> [WHAT IS NEEDED]
Draw out every line with the word "that" from the listing below.

═════ MATERIALS PROVIDED

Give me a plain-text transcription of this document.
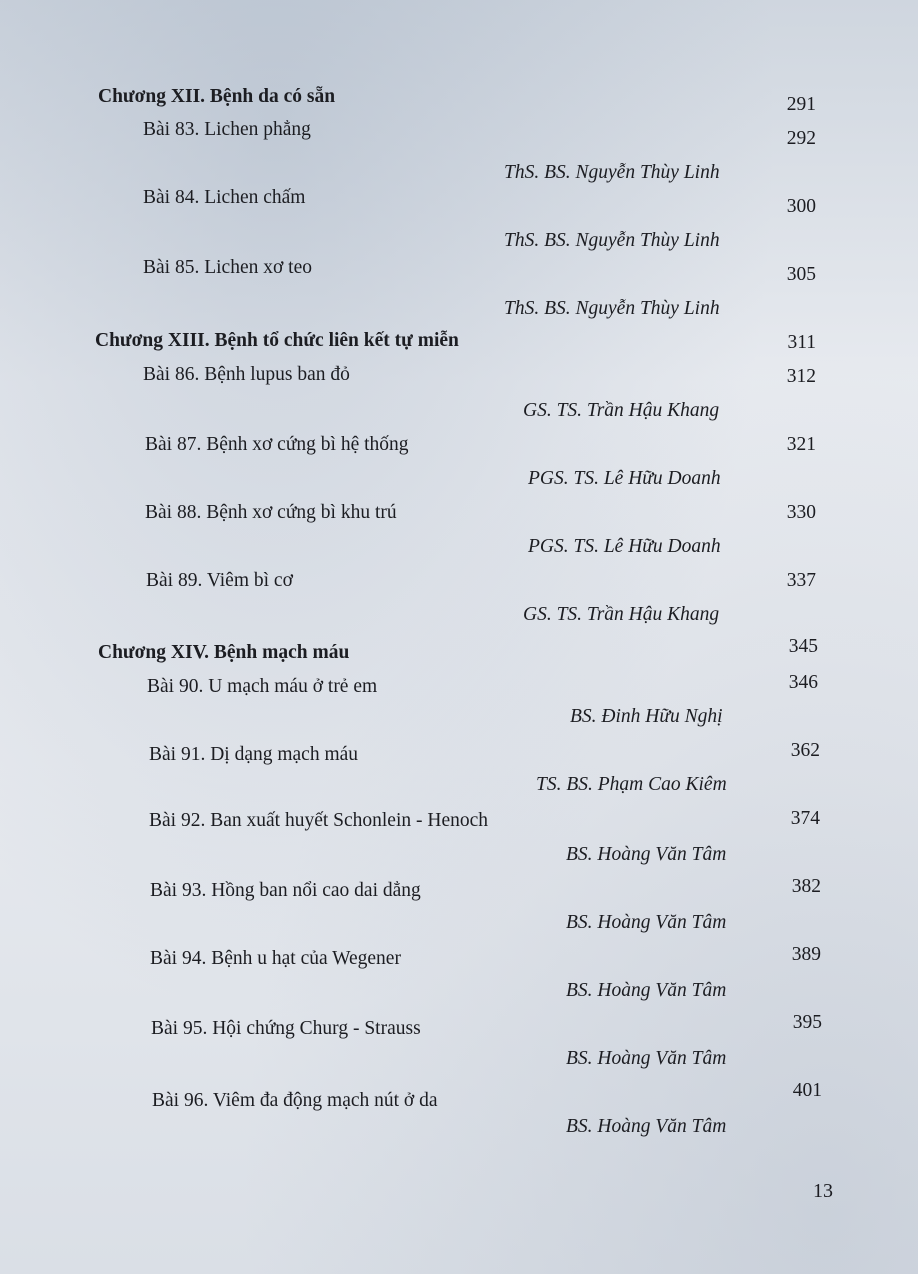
Chương XII. Bệnh da có sẵn	291
Bài 83. Lichen phẳng	292
ThS. BS. Nguyễn Thùy Linh
Bài 84. Lichen chấm	300
ThS. BS. Nguyễn Thùy Linh
Bài 85. Lichen xơ teo	305
ThS. BS. Nguyễn Thùy Linh
Chương XIII. Bệnh tổ chức liên kết tự miễn	311
Bài 86. Bệnh lupus ban đỏ	312
GS. TS. Trần Hậu Khang
Bài 87. Bệnh xơ cứng bì hệ thống	321
PGS. TS. Lê Hữu Doanh
Bài 88. Bệnh xơ cứng bì khu trú	330
PGS. TS. Lê Hữu Doanh
Bài 89. Viêm bì cơ	337
GS. TS. Trần Hậu Khang
Chương XIV. Bệnh mạch máu	345
Bài 90. U mạch máu ở trẻ em	346
BS. Đinh Hữu Nghị
Bài 91. Dị dạng mạch máu	362
TS. BS. Phạm Cao Kiêm
Bài 92. Ban xuất huyết Schonlein - Henoch	374
BS. Hoàng Văn Tâm
Bài 93. Hồng ban nổi cao dai dẳng	382
BS. Hoàng Văn Tâm
Bài 94. Bệnh u hạt của Wegener	389
BS. Hoàng Văn Tâm
Bài 95. Hội chứng Churg - Strauss	395
BS. Hoàng Văn Tâm
Bài 96. Viêm đa động mạch nút ở da	401
BS. Hoàng Văn Tâm
13
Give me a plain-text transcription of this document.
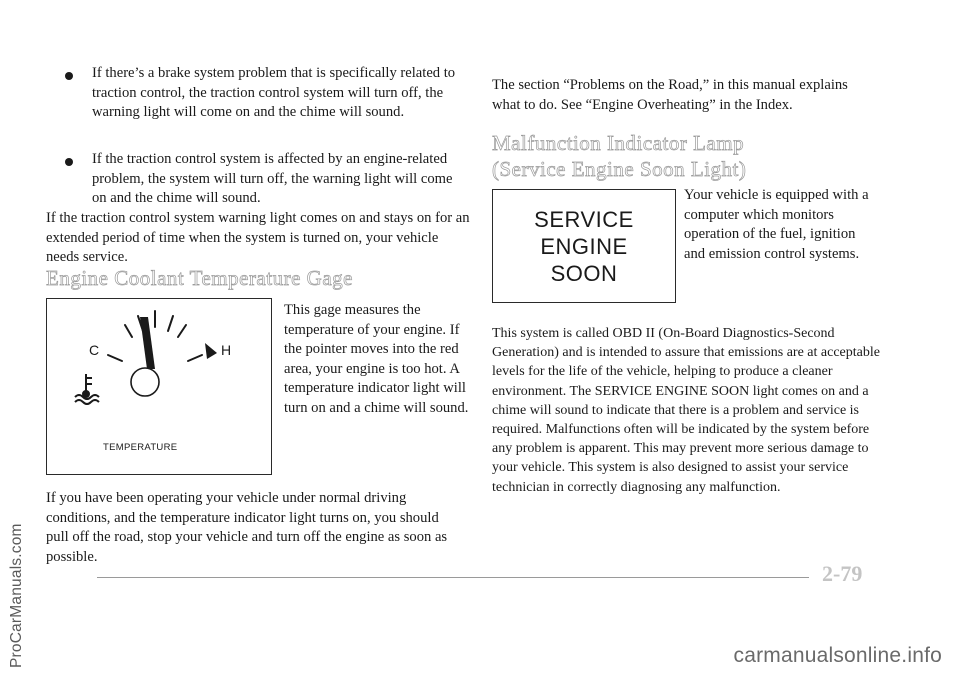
If there’s a brake system problem that is specifically related to traction control, the traction control system will turn off, the warning light will come on and the chime will sound.
If the traction control system is affected by an engine-related problem, the system will turn off, the warning light will come on and the chime will sound.
If the traction control system warning light comes on and stays on for an extended period of time when the system is turned on, your vehicle needs service.
Engine Coolant Temperature Gage
C	H
TEMPERATURE
This gage measures the temperature of your engine. If the pointer moves into the red area, your engine is too hot. A temperature indicator light will turn on and a chime will sound.
If you have been operating your vehicle under normal driving conditions, and the temperature indicator light turns on, you should pull off the road, stop your vehicle and turn off the engine as soon as possible.
The section “Problems on the Road,” in this manual explains what to do. See “Engine Overheating” in the Index.
Malfunction Indicator Lamp
(Service Engine Soon Light)
SERVICE
ENGINE
SOON
Your vehicle is equipped with a computer which monitors operation of the fuel, ignition and emission control systems.
This system is called OBD II (On-Board Diagnostics-Second Generation) and is intended to assure that emissions are at acceptable levels for the life of the vehicle, helping to produce a cleaner environment. The SERVICE ENGINE SOON light comes on and a chime will sound to indicate that there is a problem and service is required. Malfunctions often will be indicated by the system before any problem is apparent. This may prevent more serious damage to your vehicle. This system is also designed to assist your service technician in correctly diagnosing any malfunction.
2-79
ProCarManuals.com	carmanualsonline.info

══════════

> [FINAL RESULT]
If there’s a brake system problem that is specifically related to traction control, the traction control system will turn off, the warning light will come on and the chime will sound.
This system is called OBD II (On-Board Diagnostics-Second Generation) and is intended to assure that emissions are at acceptable levels for the life of the vehicle, helping to produce a cleaner environment. The SERVICE ENGINE SOON light comes on and a chime will sound to indicate that there is a problem and service is required. Malfunctions often will be indicated by the system before any problem is apparent. This may prevent more serious damage to your vehicle. This system is also designed to assist your service technician in correctly diagnosing any malfunction.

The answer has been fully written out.